Each line below either holds the string "text" or doesn't. Count those that do and give only the number.
* * * * *
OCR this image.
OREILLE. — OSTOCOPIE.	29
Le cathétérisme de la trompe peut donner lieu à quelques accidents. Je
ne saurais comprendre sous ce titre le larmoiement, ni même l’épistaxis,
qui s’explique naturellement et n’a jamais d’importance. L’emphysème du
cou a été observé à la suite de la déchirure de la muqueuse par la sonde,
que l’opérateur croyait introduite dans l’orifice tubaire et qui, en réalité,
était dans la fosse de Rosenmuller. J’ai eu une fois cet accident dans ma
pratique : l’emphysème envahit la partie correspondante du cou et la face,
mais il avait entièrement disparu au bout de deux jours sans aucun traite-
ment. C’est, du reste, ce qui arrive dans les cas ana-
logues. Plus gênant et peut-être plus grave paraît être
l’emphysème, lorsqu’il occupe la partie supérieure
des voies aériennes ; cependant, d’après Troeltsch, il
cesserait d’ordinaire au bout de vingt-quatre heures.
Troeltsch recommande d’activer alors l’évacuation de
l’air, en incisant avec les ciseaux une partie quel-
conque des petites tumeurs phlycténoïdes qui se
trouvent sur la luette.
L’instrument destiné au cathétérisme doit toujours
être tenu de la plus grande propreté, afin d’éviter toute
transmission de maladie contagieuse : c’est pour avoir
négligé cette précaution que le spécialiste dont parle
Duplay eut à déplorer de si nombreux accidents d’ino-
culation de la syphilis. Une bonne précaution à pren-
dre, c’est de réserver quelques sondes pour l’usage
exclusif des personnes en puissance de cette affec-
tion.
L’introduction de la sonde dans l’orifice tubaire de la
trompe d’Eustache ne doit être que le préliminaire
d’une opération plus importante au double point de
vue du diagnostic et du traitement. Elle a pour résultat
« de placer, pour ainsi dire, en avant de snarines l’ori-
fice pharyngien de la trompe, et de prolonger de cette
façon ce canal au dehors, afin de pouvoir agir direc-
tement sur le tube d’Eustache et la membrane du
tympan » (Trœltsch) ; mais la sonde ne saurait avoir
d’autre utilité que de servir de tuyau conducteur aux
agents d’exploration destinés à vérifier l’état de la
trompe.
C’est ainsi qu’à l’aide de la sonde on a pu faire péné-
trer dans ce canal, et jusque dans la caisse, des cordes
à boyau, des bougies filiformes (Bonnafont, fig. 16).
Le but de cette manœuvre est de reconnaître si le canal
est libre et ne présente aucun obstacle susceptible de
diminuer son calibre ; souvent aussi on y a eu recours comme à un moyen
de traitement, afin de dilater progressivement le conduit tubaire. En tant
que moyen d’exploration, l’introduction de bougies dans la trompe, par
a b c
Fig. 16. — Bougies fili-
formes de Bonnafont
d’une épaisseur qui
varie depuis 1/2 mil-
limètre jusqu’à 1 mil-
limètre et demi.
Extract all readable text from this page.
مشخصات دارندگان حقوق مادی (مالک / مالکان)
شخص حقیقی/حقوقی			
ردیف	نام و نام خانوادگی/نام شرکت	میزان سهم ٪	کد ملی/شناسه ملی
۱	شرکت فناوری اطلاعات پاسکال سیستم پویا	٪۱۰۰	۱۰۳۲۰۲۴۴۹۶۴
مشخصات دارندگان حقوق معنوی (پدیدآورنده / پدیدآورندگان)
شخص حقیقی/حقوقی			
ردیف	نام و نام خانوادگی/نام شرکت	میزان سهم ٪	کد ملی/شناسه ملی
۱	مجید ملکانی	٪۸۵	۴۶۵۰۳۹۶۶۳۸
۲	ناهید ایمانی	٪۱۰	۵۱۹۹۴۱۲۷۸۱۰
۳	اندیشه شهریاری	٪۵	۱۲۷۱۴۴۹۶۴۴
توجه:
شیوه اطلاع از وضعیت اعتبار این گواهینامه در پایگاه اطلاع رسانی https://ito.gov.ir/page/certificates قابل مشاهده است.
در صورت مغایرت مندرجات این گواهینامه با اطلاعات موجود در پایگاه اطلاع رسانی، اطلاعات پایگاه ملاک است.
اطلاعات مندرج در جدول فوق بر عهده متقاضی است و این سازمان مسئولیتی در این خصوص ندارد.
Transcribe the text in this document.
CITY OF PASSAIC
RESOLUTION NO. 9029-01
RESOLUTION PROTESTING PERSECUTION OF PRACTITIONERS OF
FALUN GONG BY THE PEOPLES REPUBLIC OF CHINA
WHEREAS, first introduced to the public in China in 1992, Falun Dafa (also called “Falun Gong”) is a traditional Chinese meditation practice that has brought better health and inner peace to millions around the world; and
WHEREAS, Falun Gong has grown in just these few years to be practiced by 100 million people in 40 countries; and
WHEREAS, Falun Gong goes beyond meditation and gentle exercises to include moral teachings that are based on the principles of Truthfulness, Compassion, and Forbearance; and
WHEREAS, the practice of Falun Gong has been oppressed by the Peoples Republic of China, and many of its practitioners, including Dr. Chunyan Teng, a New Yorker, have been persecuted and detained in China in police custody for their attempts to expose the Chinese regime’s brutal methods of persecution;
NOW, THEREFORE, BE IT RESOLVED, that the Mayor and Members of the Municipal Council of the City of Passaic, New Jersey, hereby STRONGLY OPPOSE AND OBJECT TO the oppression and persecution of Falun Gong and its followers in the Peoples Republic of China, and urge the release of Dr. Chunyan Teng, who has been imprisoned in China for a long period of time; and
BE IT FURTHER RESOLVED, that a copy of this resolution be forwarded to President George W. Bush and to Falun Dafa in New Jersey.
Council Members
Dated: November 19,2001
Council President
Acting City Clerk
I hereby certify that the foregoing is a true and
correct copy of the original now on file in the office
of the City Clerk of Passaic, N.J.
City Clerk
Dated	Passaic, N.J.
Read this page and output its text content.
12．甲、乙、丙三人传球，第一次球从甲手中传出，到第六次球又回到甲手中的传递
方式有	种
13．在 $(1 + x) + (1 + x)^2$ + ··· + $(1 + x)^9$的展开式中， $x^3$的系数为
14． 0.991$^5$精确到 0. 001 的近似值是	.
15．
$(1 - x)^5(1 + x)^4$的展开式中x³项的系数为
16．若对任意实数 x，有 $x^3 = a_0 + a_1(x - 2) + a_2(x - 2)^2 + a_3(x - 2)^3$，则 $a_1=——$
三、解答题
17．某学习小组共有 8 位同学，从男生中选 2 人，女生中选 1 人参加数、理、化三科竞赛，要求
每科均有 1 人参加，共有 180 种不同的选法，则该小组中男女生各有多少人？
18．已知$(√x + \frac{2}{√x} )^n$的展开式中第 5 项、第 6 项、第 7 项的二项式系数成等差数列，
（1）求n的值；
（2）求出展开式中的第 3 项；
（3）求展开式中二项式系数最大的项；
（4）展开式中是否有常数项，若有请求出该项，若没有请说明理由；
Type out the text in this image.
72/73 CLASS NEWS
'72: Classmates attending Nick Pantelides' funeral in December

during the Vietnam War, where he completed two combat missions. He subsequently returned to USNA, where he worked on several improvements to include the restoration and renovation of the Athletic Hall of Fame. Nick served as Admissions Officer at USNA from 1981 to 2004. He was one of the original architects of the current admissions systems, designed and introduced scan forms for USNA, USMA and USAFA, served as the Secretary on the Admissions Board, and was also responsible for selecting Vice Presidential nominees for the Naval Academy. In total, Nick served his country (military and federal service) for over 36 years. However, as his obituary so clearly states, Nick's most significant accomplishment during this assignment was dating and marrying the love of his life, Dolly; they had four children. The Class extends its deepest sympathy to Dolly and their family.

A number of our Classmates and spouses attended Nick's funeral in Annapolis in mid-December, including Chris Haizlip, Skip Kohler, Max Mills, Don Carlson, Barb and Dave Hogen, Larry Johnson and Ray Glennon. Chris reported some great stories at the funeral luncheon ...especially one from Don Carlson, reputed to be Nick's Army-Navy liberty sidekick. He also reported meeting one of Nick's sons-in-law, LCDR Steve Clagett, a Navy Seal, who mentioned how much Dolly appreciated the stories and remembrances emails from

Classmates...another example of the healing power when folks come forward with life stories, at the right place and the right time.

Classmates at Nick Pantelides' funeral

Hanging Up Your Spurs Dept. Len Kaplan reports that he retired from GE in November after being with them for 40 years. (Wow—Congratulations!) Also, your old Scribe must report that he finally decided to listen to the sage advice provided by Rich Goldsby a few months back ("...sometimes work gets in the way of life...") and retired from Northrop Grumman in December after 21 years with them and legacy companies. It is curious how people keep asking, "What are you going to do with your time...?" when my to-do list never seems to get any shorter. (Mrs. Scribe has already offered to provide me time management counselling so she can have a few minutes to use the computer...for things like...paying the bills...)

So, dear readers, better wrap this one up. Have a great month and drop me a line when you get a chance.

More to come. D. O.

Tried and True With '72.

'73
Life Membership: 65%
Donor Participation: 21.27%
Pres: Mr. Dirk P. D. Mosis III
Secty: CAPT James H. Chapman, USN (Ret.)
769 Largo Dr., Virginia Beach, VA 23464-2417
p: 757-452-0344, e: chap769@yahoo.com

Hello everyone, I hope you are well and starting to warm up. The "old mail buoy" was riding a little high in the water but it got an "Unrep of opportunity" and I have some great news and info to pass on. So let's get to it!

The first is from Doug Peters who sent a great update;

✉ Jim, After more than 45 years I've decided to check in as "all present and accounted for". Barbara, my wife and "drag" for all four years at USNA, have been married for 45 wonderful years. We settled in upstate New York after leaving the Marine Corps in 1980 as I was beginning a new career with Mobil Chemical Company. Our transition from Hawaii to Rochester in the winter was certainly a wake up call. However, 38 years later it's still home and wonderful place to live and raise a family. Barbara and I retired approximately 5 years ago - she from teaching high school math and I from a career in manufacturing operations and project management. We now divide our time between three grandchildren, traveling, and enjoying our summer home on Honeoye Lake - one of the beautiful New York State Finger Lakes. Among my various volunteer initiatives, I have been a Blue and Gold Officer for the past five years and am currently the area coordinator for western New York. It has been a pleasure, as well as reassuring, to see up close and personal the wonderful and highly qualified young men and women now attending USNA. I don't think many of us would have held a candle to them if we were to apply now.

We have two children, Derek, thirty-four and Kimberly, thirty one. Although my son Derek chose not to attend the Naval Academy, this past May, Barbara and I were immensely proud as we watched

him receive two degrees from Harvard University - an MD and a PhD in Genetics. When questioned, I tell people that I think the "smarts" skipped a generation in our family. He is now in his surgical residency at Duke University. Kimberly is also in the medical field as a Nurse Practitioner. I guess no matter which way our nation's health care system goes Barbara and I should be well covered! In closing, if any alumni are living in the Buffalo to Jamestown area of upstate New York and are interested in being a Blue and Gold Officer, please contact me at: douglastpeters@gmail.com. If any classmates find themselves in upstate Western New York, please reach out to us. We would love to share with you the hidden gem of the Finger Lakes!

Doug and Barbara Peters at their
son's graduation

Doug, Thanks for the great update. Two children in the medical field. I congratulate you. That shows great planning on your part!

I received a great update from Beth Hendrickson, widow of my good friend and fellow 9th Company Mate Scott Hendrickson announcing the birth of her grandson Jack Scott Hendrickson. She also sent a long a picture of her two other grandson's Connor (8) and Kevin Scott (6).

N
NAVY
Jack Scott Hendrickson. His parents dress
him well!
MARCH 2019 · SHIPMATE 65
* * * * *
■ FINISHED TASK ■
4